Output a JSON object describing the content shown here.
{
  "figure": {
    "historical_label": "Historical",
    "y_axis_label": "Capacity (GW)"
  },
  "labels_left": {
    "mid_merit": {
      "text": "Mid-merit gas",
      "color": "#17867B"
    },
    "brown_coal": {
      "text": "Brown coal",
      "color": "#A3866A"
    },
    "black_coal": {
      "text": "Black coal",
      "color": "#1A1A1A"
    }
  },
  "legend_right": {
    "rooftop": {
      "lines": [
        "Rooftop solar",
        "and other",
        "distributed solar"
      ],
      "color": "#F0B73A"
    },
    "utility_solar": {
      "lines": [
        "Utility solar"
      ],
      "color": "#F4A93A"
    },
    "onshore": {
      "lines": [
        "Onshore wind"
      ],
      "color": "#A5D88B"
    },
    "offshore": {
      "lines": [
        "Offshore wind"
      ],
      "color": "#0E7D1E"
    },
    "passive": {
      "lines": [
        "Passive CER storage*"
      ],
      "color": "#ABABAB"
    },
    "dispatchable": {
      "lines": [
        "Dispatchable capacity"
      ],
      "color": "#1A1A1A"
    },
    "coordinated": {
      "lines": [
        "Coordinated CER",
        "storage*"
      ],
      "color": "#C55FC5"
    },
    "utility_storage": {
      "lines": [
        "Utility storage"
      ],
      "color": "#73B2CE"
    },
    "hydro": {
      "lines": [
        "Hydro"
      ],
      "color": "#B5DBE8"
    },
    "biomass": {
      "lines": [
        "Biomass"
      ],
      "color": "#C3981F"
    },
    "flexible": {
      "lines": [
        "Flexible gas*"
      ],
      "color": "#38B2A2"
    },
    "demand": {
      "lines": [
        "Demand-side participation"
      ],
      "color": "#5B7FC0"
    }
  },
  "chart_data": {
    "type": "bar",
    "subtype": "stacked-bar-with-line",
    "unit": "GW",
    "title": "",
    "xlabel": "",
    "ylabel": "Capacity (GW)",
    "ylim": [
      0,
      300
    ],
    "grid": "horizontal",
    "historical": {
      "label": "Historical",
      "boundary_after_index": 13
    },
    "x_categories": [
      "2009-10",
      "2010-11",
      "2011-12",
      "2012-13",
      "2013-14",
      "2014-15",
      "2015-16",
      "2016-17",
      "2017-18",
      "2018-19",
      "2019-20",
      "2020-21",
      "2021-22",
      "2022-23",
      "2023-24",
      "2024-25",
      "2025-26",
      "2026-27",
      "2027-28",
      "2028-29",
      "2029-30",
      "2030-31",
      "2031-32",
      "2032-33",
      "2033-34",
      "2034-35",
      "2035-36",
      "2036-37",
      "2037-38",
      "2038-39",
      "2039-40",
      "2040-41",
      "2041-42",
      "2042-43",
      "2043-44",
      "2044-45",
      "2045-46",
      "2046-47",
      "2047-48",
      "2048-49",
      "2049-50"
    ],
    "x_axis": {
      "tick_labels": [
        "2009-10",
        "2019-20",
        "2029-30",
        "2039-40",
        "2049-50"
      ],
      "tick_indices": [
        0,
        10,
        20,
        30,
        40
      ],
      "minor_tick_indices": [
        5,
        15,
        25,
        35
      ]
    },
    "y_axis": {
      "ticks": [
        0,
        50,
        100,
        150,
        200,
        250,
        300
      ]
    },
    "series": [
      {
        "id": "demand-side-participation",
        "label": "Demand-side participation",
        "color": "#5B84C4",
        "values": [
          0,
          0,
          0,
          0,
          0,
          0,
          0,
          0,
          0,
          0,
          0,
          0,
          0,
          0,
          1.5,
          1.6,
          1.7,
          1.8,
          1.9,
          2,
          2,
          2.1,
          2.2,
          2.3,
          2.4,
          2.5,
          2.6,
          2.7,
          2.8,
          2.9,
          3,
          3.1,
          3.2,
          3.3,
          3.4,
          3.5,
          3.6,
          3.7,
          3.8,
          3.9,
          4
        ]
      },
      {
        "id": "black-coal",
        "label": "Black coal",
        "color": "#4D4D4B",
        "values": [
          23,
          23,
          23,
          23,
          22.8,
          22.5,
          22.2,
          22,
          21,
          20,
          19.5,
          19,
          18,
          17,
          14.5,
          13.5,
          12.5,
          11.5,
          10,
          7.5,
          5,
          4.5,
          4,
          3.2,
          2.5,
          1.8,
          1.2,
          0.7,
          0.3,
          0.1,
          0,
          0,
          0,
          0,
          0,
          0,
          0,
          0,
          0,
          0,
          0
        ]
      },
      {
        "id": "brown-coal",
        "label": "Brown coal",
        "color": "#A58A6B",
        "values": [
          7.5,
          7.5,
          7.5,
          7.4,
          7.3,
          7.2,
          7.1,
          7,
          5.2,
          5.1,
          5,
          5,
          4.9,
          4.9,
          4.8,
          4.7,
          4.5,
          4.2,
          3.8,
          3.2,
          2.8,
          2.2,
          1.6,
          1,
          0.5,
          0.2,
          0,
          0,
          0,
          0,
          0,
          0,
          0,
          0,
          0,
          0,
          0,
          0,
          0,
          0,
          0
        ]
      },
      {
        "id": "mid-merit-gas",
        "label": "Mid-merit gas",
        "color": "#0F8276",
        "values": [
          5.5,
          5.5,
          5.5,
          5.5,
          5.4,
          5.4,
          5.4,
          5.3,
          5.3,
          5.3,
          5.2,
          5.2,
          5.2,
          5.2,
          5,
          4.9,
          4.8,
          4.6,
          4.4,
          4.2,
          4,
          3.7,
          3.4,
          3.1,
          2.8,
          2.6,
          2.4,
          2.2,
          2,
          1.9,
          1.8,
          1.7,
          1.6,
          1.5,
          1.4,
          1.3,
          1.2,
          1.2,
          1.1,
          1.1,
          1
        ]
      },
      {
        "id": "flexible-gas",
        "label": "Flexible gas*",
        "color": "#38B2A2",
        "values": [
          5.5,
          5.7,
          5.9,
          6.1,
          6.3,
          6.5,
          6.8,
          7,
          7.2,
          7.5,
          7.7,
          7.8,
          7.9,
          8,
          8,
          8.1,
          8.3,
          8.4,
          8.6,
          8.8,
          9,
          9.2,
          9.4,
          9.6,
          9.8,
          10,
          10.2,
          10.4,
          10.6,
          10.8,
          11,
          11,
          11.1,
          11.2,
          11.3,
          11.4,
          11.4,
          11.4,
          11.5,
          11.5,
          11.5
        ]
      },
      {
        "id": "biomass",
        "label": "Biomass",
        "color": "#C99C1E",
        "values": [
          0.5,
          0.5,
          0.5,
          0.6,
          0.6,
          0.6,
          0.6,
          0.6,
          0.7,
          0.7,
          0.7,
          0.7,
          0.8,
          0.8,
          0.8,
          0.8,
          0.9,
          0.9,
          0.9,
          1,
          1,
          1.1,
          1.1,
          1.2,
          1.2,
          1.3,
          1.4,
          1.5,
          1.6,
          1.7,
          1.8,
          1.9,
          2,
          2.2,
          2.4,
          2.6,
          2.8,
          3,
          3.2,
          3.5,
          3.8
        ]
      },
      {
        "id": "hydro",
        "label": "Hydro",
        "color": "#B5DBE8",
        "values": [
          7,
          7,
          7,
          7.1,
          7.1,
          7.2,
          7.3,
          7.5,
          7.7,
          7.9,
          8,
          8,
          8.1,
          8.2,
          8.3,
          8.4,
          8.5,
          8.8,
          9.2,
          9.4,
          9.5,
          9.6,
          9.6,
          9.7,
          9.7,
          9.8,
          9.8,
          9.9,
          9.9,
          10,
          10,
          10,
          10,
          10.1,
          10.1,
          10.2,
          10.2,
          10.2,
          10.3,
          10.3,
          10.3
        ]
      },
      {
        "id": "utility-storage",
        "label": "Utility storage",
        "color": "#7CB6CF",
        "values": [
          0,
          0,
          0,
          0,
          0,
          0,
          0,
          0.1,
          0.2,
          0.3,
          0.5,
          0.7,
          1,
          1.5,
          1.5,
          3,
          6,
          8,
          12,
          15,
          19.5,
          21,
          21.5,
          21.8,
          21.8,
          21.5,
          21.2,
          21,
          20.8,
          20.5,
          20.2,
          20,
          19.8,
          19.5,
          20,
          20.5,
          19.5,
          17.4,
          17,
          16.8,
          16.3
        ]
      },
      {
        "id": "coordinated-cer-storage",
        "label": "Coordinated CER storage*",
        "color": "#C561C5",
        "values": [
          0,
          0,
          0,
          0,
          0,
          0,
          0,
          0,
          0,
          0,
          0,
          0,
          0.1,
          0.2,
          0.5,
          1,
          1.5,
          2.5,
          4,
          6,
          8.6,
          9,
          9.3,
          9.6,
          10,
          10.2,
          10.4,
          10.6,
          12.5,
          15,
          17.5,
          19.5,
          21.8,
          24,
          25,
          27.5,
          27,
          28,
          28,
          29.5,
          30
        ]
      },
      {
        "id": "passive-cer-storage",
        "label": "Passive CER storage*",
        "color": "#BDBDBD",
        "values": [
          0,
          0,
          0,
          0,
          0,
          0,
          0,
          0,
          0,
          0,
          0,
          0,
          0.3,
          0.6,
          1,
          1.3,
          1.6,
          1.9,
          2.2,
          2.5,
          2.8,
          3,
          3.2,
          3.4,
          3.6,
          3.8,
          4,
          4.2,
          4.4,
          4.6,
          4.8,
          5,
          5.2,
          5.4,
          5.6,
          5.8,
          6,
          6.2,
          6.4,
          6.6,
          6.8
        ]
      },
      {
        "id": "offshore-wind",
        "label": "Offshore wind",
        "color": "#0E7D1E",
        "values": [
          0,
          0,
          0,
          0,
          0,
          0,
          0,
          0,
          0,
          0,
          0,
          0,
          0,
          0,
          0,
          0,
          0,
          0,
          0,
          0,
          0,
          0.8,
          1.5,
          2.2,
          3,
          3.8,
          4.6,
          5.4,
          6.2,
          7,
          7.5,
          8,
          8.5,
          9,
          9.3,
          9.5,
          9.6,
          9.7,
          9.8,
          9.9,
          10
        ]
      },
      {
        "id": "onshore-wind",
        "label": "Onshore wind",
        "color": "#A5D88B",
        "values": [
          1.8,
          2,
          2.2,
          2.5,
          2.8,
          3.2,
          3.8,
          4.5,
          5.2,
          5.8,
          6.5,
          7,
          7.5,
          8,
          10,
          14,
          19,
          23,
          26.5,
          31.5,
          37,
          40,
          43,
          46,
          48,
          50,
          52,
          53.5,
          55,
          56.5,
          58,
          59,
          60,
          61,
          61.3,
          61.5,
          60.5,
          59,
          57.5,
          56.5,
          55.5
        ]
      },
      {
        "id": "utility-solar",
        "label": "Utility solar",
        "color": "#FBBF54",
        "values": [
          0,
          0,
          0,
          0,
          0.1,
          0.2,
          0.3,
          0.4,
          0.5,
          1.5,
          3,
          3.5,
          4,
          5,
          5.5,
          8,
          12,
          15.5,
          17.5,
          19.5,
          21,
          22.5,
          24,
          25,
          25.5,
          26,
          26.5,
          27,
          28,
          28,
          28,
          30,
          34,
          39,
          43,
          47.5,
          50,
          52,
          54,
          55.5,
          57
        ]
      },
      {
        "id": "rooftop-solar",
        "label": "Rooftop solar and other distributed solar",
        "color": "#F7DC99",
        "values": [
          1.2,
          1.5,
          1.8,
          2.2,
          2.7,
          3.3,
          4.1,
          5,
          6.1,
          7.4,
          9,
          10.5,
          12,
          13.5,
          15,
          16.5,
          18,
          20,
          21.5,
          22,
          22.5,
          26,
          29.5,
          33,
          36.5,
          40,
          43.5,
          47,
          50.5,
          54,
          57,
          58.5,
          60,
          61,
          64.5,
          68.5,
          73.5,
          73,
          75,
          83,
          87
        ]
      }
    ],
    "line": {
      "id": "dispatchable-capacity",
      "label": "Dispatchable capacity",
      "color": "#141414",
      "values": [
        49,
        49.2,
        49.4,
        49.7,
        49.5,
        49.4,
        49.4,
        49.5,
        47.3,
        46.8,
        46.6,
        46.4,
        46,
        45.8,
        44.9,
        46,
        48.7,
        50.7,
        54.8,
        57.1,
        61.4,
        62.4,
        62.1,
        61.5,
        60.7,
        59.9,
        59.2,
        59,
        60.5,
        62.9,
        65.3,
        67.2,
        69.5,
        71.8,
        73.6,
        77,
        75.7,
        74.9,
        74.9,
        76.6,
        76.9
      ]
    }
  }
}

▶ _YOUR TASK_:
Extract from the data every line where "side" shows up.

▶ _IN RESPONSE_:
        "Demand-side participation"
        "id": "demand-side-participation",
        "label": "Demand-side participation",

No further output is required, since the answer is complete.